• EXERCISE MATERIAL:
+---+

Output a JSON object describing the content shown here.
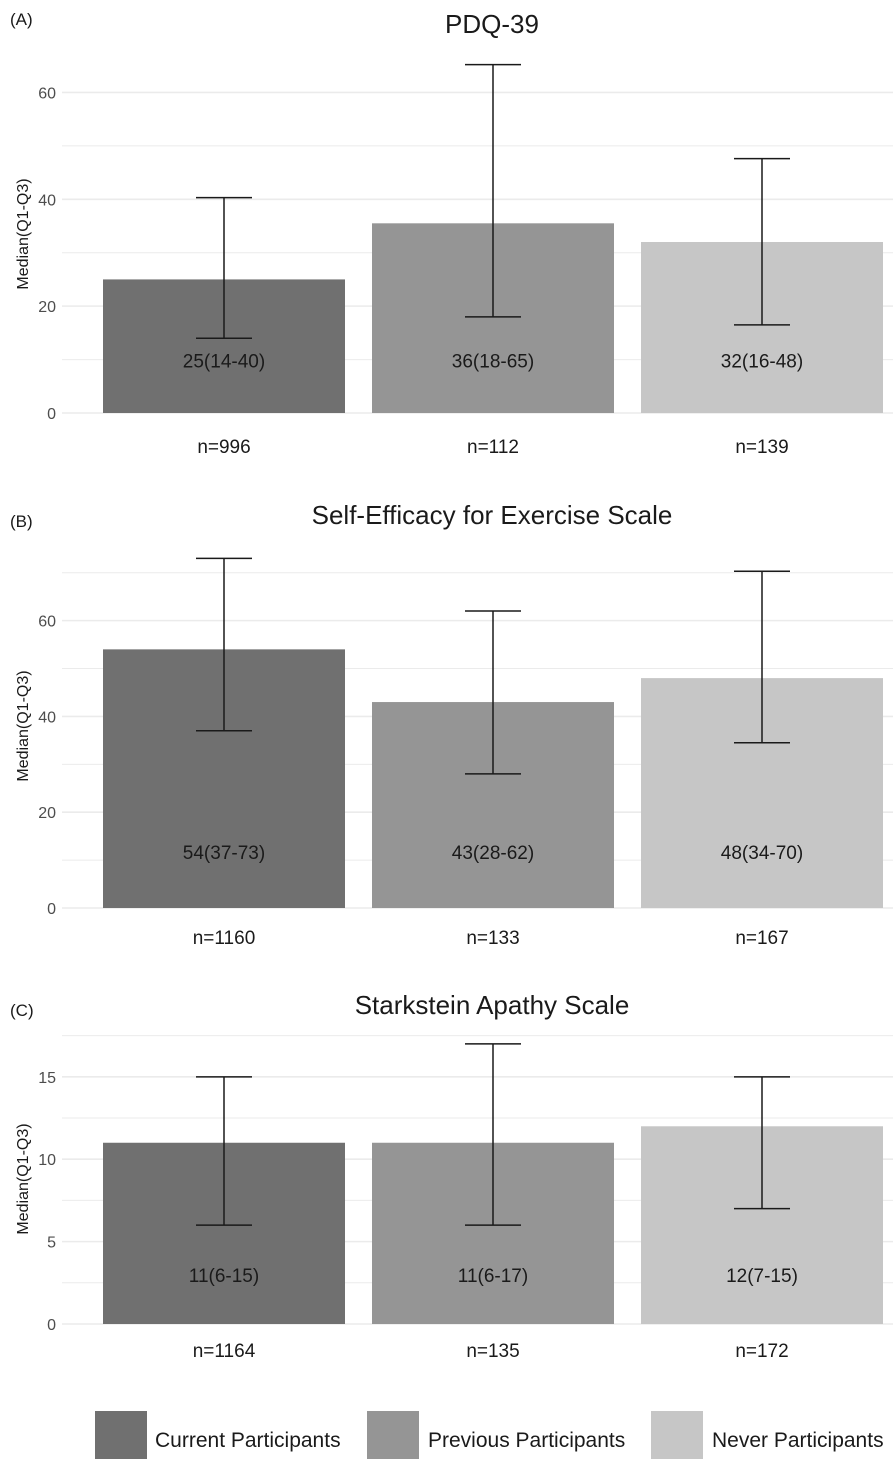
{
  "chart_data": [
    {
      "type": "bar",
      "panel": "(A)",
      "title": "PDQ-39",
      "ylabel": "Median(Q1-Q3)",
      "ylim": [
        0,
        67
      ],
      "yticks": [
        0,
        20,
        40,
        60
      ],
      "categories": [
        "Current Participants",
        "Previous Participants",
        "Never Participants"
      ],
      "values": [
        25,
        35.5,
        32
      ],
      "q1": [
        14,
        18,
        16.5
      ],
      "q3": [
        40.3,
        65.2,
        47.6
      ],
      "bar_labels": [
        "25(14-40)",
        "36(18-65)",
        "32(16-48)"
      ],
      "n_labels": [
        "n=996",
        "n=112",
        "n=139"
      ]
    },
    {
      "type": "bar",
      "panel": "(B)",
      "title": "Self-Efficacy for Exercise Scale",
      "ylabel": "Median(Q1-Q3)",
      "ylim": [
        0,
        76
      ],
      "yticks": [
        0,
        20,
        40,
        60
      ],
      "categories": [
        "Current Participants",
        "Previous Participants",
        "Never Participants"
      ],
      "values": [
        54,
        43,
        48
      ],
      "q1": [
        37,
        28,
        34.5
      ],
      "q3": [
        73,
        62,
        70.3
      ],
      "bar_labels": [
        "54(37-73)",
        "43(28-62)",
        "48(34-70)"
      ],
      "n_labels": [
        "n=1160",
        "n=133",
        "n=167"
      ]
    },
    {
      "type": "bar",
      "panel": "(C)",
      "title": "Starkstein Apathy Scale",
      "ylabel": "Median(Q1-Q3)",
      "ylim": [
        0,
        17.6
      ],
      "yticks": [
        0,
        5,
        10,
        15
      ],
      "categories": [
        "Current Participants",
        "Previous Participants",
        "Never Participants"
      ],
      "values": [
        11,
        11,
        12
      ],
      "q1": [
        6,
        6,
        7
      ],
      "q3": [
        15,
        17,
        15
      ],
      "bar_labels": [
        "11(6-15)",
        "11(6-17)",
        "12(7-15)"
      ],
      "n_labels": [
        "n=1164",
        "n=135",
        "n=172"
      ]
    }
  ],
  "legend": {
    "position": "bottom",
    "items": [
      {
        "label": "Current Participants",
        "color": "#707070"
      },
      {
        "label": "Previous Participants",
        "color": "#959595"
      },
      {
        "label": "Never Participants",
        "color": "#c6c6c6"
      }
    ]
  },
  "colors": {
    "gridline": "#ebebeb",
    "errorbar": "#1a1a1a"
  }
}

+---+

How many lines of the entries above hold the string "title"? Reply with the number alone.

• WRITTEN RESPONSE: 3